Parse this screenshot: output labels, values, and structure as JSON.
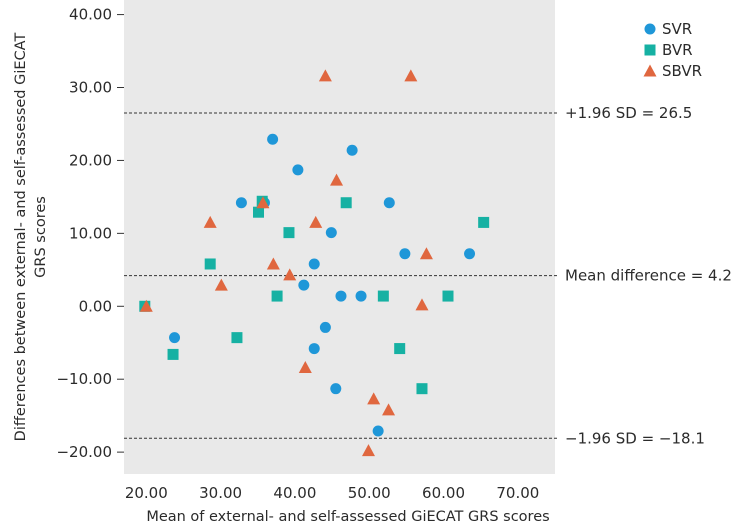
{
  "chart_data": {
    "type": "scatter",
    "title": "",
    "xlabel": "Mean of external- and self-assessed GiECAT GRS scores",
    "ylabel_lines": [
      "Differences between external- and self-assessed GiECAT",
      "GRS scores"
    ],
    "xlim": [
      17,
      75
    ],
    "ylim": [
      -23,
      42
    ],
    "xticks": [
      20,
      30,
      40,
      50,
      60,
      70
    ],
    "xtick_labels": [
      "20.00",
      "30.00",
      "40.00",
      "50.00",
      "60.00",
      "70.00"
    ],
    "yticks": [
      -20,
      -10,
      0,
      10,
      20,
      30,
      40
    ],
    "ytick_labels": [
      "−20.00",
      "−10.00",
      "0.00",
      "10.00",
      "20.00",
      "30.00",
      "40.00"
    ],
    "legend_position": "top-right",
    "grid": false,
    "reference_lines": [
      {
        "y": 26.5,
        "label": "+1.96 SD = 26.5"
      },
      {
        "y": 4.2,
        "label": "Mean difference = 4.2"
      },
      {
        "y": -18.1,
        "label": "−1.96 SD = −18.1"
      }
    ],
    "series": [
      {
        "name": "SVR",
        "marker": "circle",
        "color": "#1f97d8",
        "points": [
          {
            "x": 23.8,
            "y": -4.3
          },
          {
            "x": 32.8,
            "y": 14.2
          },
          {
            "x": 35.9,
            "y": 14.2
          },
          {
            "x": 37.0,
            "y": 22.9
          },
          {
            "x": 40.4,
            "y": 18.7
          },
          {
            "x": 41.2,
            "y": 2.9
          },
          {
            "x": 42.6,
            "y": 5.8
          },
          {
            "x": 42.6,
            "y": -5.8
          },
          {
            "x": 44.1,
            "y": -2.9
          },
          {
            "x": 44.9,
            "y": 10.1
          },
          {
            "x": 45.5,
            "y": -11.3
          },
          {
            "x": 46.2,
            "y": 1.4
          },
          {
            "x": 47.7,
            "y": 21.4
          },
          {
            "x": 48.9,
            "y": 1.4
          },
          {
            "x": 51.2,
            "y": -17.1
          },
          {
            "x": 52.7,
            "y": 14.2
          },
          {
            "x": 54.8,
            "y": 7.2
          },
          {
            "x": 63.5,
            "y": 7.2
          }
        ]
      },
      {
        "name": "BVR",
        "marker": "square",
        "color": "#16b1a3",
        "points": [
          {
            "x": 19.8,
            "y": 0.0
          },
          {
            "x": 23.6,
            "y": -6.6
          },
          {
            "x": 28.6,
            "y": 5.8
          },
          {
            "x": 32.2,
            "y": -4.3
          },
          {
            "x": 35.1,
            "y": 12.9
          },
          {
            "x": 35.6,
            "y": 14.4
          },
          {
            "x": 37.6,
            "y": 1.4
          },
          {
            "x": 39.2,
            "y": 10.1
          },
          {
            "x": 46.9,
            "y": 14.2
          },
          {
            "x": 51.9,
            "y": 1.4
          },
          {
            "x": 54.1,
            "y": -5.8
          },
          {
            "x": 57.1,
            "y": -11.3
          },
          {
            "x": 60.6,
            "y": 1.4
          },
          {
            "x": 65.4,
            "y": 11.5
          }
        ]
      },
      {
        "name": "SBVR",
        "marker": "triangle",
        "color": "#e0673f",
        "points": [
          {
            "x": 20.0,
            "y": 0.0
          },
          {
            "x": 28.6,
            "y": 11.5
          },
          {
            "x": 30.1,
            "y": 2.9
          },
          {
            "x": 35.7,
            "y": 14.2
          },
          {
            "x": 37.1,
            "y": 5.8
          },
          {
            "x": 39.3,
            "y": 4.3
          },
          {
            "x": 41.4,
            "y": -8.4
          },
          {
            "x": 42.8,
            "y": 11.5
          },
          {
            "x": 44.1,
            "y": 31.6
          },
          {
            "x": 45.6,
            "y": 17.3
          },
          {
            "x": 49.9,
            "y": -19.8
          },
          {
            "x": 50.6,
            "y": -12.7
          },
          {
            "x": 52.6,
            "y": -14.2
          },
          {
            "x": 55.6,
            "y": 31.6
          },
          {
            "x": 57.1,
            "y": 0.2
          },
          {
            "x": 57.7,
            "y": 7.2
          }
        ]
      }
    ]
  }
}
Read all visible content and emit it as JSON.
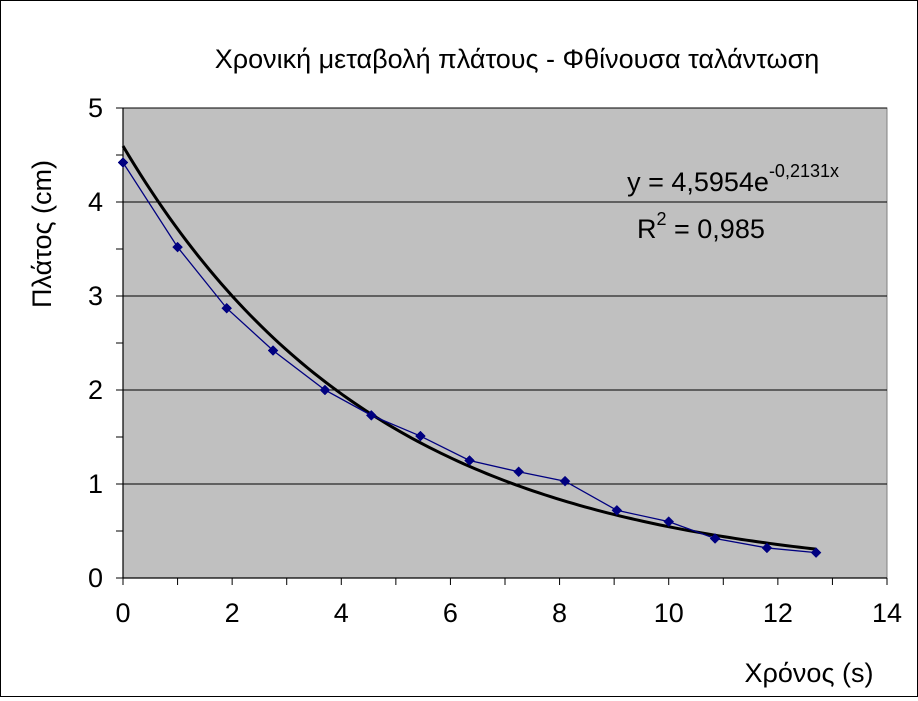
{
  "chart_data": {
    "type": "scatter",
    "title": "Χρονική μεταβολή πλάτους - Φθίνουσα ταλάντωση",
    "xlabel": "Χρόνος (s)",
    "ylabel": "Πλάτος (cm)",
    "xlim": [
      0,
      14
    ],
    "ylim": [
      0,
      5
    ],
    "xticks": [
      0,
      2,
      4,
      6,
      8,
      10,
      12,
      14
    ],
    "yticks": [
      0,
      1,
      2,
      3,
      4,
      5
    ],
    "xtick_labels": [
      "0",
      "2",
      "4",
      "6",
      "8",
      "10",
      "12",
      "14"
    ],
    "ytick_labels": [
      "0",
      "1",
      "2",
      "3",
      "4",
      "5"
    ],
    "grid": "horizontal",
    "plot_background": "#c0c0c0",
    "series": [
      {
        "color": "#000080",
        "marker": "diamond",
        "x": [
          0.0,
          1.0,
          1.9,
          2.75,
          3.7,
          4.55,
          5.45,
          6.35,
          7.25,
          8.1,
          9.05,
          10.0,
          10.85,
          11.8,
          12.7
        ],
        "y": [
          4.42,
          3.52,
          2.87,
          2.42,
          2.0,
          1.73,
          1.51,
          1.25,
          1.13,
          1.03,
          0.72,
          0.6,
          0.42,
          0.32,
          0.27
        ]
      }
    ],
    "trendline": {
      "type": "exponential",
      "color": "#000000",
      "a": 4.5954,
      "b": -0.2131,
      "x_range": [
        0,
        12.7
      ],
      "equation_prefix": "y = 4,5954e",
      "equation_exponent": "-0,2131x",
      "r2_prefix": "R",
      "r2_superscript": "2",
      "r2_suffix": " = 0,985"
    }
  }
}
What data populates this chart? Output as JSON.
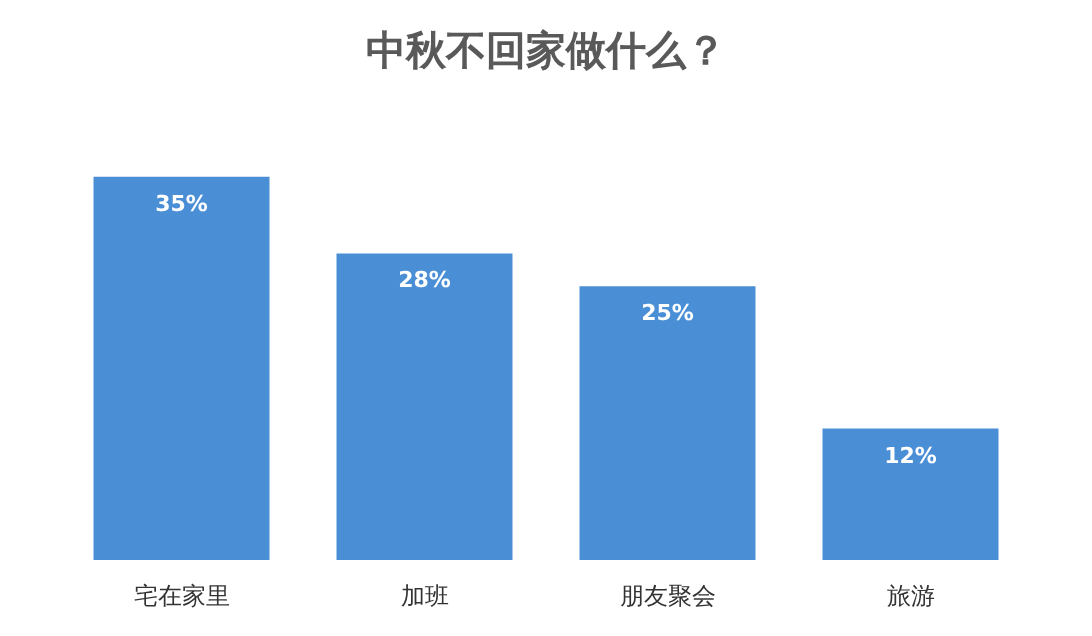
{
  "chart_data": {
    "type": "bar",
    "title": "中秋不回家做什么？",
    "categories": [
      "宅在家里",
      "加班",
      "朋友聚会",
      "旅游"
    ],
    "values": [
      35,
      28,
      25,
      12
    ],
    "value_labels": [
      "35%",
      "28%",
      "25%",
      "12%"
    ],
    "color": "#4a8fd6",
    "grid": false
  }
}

+++++

▶ [What is needed]
Without the pictures, print the records in full, exactly as they appear.

▶ [Correct response]
Parse this screenshot: output labels, values, and structure as JSON.
{
  "chart_data": {
    "type": "scatter",
    "title": "",
    "xlabel": "Mean of external- and self-assessed GiECAT GRS scores",
    "ylabel_lines": [
      "Differences between external- and self-assessed GiECAT",
      "GRS scores"
    ],
    "xlim": [
      17,
      75
    ],
    "ylim": [
      -23,
      42
    ],
    "xticks": [
      20,
      30,
      40,
      50,
      60,
      70
    ],
    "xtick_labels": [
      "20.00",
      "30.00",
      "40.00",
      "50.00",
      "60.00",
      "70.00"
    ],
    "yticks": [
      -20,
      -10,
      0,
      10,
      20,
      30,
      40
    ],
    "ytick_labels": [
      "−20.00",
      "−10.00",
      "0.00",
      "10.00",
      "20.00",
      "30.00",
      "40.00"
    ],
    "legend_position": "top-right",
    "grid": false,
    "reference_lines": [
      {
        "y": 26.5,
        "label": "+1.96 SD = 26.5"
      },
      {
        "y": 4.2,
        "label": "Mean difference = 4.2"
      },
      {
        "y": -18.1,
        "label": "−1.96 SD = −18.1"
      }
    ],
    "series": [
      {
        "name": "SVR",
        "marker": "circle",
        "color": "#1f97d8",
        "points": [
          {
            "x": 23.8,
            "y": -4.3
          },
          {
            "x": 32.8,
            "y": 14.2
          },
          {
            "x": 35.9,
            "y": 14.2
          },
          {
            "x": 37.0,
            "y": 22.9
          },
          {
            "x": 40.4,
            "y": 18.7
          },
          {
            "x": 41.2,
            "y": 2.9
          },
          {
            "x": 42.6,
            "y": 5.8
          },
          {
            "x": 42.6,
            "y": -5.8
          },
          {
            "x": 44.1,
            "y": -2.9
          },
          {
            "x": 44.9,
            "y": 10.1
          },
          {
            "x": 45.5,
            "y": -11.3
          },
          {
            "x": 46.2,
            "y": 1.4
          },
          {
            "x": 47.7,
            "y": 21.4
          },
          {
            "x": 48.9,
            "y": 1.4
          },
          {
            "x": 51.2,
            "y": -17.1
          },
          {
            "x": 52.7,
            "y": 14.2
          },
          {
            "x": 54.8,
            "y": 7.2
          },
          {
            "x": 63.5,
            "y": 7.2
          }
        ]
      },
      {
        "name": "BVR",
        "marker": "square",
        "color": "#16b1a3",
        "points": [
          {
            "x": 19.8,
            "y": 0.0
          },
          {
            "x": 23.6,
            "y": -6.6
          },
          {
            "x": 28.6,
            "y": 5.8
          },
          {
            "x": 32.2,
            "y": -4.3
          },
          {
            "x": 35.1,
            "y": 12.9
          },
          {
            "x": 35.6,
            "y": 14.4
          },
          {
            "x": 37.6,
            "y": 1.4
          },
          {
            "x": 39.2,
            "y": 10.1
          },
          {
            "x": 46.9,
            "y": 14.2
          },
          {
            "x": 51.9,
            "y": 1.4
          },
          {
            "x": 54.1,
            "y": -5.8
          },
          {
            "x": 57.1,
            "y": -11.3
          },
          {
            "x": 60.6,
            "y": 1.4
          },
          {
            "x": 65.4,
            "y": 11.5
          }
        ]
      },
      {
        "name": "SBVR",
        "marker": "triangle",
        "color": "#e0673f",
        "points": [
          {
            "x": 20.0,
            "y": 0.0
          },
          {
            "x": 28.6,
            "y": 11.5
          },
          {
            "x": 30.1,
            "y": 2.9
          },
          {
            "x": 35.7,
            "y": 14.2
          },
          {
            "x": 37.1,
            "y": 5.8
          },
          {
            "x": 39.3,
            "y": 4.3
          },
          {
            "x": 41.4,
            "y": -8.4
          },
          {
            "x": 42.8,
            "y": 11.5
          },
          {
            "x": 44.1,
            "y": 31.6
          },
          {
            "x": 45.6,
            "y": 17.3
          },
          {
            "x": 49.9,
            "y": -19.8
          },
          {
            "x": 50.6,
            "y": -12.7
          },
          {
            "x": 52.6,
            "y": -14.2
          },
          {
            "x": 55.6,
            "y": 31.6
          },
          {
            "x": 57.1,
            "y": 0.2
          },
          {
            "x": 57.7,
            "y": 7.2
          }
        ]
      }
    ]
  }
}
Read all visible content and emit it as JSON.
{
  "chart_data": {
    "type": "scatter",
    "title": "Χρονική μεταβολή πλάτους - Φθίνουσα ταλάντωση",
    "xlabel": "Χρόνος (s)",
    "ylabel": "Πλάτος (cm)",
    "xlim": [
      0,
      14
    ],
    "ylim": [
      0,
      5
    ],
    "xticks": [
      0,
      2,
      4,
      6,
      8,
      10,
      12,
      14
    ],
    "yticks": [
      0,
      1,
      2,
      3,
      4,
      5
    ],
    "xtick_labels": [
      "0",
      "2",
      "4",
      "6",
      "8",
      "10",
      "12",
      "14"
    ],
    "ytick_labels": [
      "0",
      "1",
      "2",
      "3",
      "4",
      "5"
    ],
    "grid": "horizontal",
    "plot_background": "#c0c0c0",
    "series": [
      {
        "color": "#000080",
        "marker": "diamond",
        "x": [
          0.0,
          1.0,
          1.9,
          2.75,
          3.7,
          4.55,
          5.45,
          6.35,
          7.25,
          8.1,
          9.05,
          10.0,
          10.85,
          11.8,
          12.7
        ],
        "y": [
          4.42,
          3.52,
          2.87,
          2.42,
          2.0,
          1.73,
          1.51,
          1.25,
          1.13,
          1.03,
          0.72,
          0.6,
          0.42,
          0.32,
          0.27
        ]
      }
    ],
    "trendline": {
      "type": "exponential",
      "color": "#000000",
      "a": 4.5954,
      "b": -0.2131,
      "x_range": [
        0,
        12.7
      ],
      "equation_prefix": "y = 4,5954e",
      "equation_exponent": "-0,2131x",
      "r2_prefix": "R",
      "r2_superscript": "2",
      "r2_suffix": " = 0,985"
    }
  }
}
What data populates this chart? Output as JSON.
{
  "chart_data": {
    "type": "bar",
    "title": "中秋不回家做什么？",
    "categories": [
      "宅在家里",
      "加班",
      "朋友聚会",
      "旅游"
    ],
    "values": [
      35,
      28,
      25,
      12
    ],
    "value_labels": [
      "35%",
      "28%",
      "25%",
      "12%"
    ],
    "color": "#4a8fd6",
    "grid": false
  }
}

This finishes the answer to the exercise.